Data shown
= = = = =
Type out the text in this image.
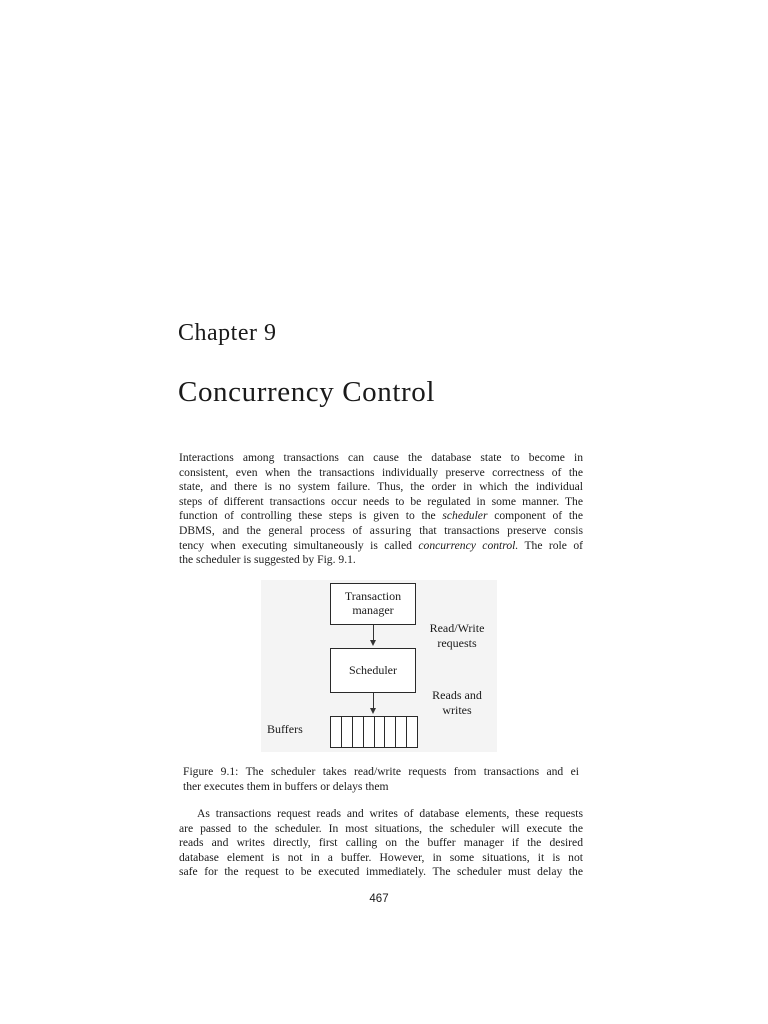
Chapter 9
Concurrency Control
Interactions among transactions can cause the database state to become in
consistent, even when the transactions individually preserve correctness of the
state, and there is no system failure. Thus, the order in which the individual
steps of different transactions occur needs to be regulated in some manner. The
function of controlling these steps is given to the scheduler component of the
DBMS, and the general process of assuring that transactions preserve consis
tency when executing simultaneously is called concurrency control. The role of
the scheduler is suggested by Fig. 9.1.
Transaction
manager
Read/Write
requests
Scheduler
Reads and
writes
Buffers
Figure 9.1: The scheduler takes read/write requests from transactions and ei
ther executes them in buffers or delays them
As transactions request reads and writes of database elements, these requests
are passed to the scheduler. In most situations, the scheduler will execute the
reads and writes directly, first calling on the buffer manager if the desired
database element is not in a buffer. However, in some situations, it is not
safe for the request to be executed immediately. The scheduler must delay the
467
= = = = =
Problem
Report each line in the data that holds the word "these".

Result of the exercise
function of controlling these steps is given to the scheduler component of the
As transactions request reads and writes of database elements, these requests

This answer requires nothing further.